AIM OF THE TASK: Omit any picture, and return the remaining data exactly as written.

--- Start DATA SUPPLIED ---

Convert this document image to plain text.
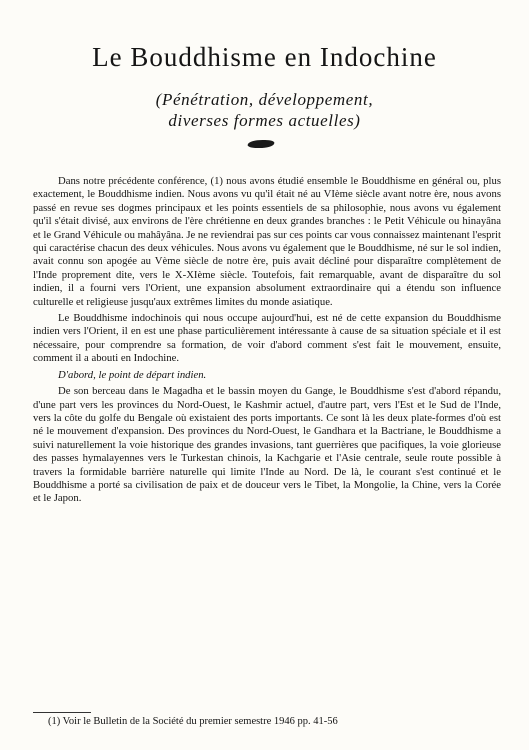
Le Bouddhisme en Indochine
(Pénétration, développement,
diverses formes actuelles)

Dans notre précédente conférence, (1) nous avons étudié ensemble le Bouddhisme en général ou, plus exactement, le Bouddhisme indien. Nous avons vu qu'il était né au VIème siècle avant notre ère, nous avons passé en revue ses dogmes principaux et les points essentiels de sa philosophie, nous avons vu également qu'il s'était divisé, aux environs de l'ère chrétienne en deux grandes branches : le Petit Véhicule ou hinayâna et le Grand Véhicule ou mahâyâna. Je ne reviendrai pas sur ces points car vous connaissez maintenant l'esprit qui caractérise chacun des deux véhicules. Nous avons vu également que le Bouddhisme, né sur le sol indien, avait connu son apogée au Vème siècle de notre ère, puis avait décliné pour disparaître complètement de l'Inde proprement dite, vers le X-XIème siècle. Toutefois, fait remarquable, avant de disparaître du sol indien, il a fourni vers l'Orient, une expansion absolument extraordinaire qui a étendu son influence culturelle et religieuse jusqu'aux extrêmes limites du monde asiatique.

Le Bouddhisme indochinois qui nous occupe aujourd'hui, est né de cette expansion du Bouddhisme indien vers l'Orient, il en est une phase particulièrement intéressante à cause de sa situation spéciale et il est nécessaire, pour comprendre sa formation, de voir d'abord comment s'est fait le mouvement, ensuite, comment il a abouti en Indochine.

D'abord, le point de départ indien.

De son berceau dans le Magadha et le bassin moyen du Gange, le Bouddhisme s'est d'abord répandu, d'une part vers les provinces du Nord-Ouest, le Kashmir actuel, d'autre part, vers l'Est et le Sud de l'Inde, vers la côte du golfe du Bengale où existaient des ports importants. Ce sont là les deux plate-formes d'où est né le mouvement d'expansion. Des provinces du Nord-Ouest, le Gandhara et la Bactriane, le Bouddhisme a suivi naturellement la voie historique des grandes invasions, tant guerrières que pacifiques, la voie glorieuse des passes hymalayennes vers le Turkestan chinois, la Kachgarie et l'Asie centrale, seule route possible à travers la formidable barrière naturelle qui limite l'Inde au Nord. De là, le courant s'est continué et le Bouddhisme a porté sa civilisation de paix et de douceur vers le Tibet, la Mongolie, la Chine, vers la Corée et le Japon.

(1) Voir le Bulletin de la Société du premier semestre 1946 pp. 41-56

--- End DATA SUPPLIED ---

OUTPUT FOR THIS EXERCISE:
Convert this document image to plain text.
Le Bouddhisme en Indochine
(Pénétration, développement,
diverses formes actuelles)

Dans notre précédente conférence, (1) nous avons étudié ensemble le Bouddhisme en général ou, plus exactement, le Bouddhisme indien. Nous avons vu qu'il était né au VIème siècle avant notre ère, nous avons passé en revue ses dogmes principaux et les points essentiels de sa philosophie, nous avons vu également qu'il s'était divisé, aux environs de l'ère chrétienne en deux grandes branches : le Petit Véhicule ou hinayâna et le Grand Véhicule ou mahâyâna. Je ne reviendrai pas sur ces points car vous connaissez maintenant l'esprit qui caractérise chacun des deux véhicules. Nous avons vu également que le Bouddhisme, né sur le sol indien, avait connu son apogée au Vème siècle de notre ère, puis avait décliné pour disparaître complètement de l'Inde proprement dite, vers le X-XIème siècle. Toutefois, fait remarquable, avant de disparaître du sol indien, il a fourni vers l'Orient, une expansion absolument extraordinaire qui a étendu son influence culturelle et religieuse jusqu'aux extrêmes limites du monde asiatique.

Le Bouddhisme indochinois qui nous occupe aujourd'hui, est né de cette expansion du Bouddhisme indien vers l'Orient, il en est une phase particulièrement intéressante à cause de sa situation spéciale et il est nécessaire, pour comprendre sa formation, de voir d'abord comment s'est fait le mouvement, ensuite, comment il a abouti en Indochine.

D'abord, le point de départ indien.

De son berceau dans le Magadha et le bassin moyen du Gange, le Bouddhisme s'est d'abord répandu, d'une part vers les provinces du Nord-Ouest, le Kashmir actuel, d'autre part, vers l'Est et le Sud de l'Inde, vers la côte du golfe du Bengale où existaient des ports importants. Ce sont là les deux plate-formes d'où est né le mouvement d'expansion. Des provinces du Nord-Ouest, le Gandhara et la Bactriane, le Bouddhisme a suivi naturellement la voie historique des grandes invasions, tant guerrières que pacifiques, la voie glorieuse des passes hymalayennes vers le Turkestan chinois, la Kachgarie et l'Asie centrale, seule route possible à travers la formidable barrière naturelle qui limite l'Inde au Nord. De là, le courant s'est continué et le Bouddhisme a porté sa civilisation de paix et de douceur vers le Tibet, la Mongolie, la Chine, vers la Corée et le Japon.

(1) Voir le Bulletin de la Société du premier semestre 1946 pp. 41-56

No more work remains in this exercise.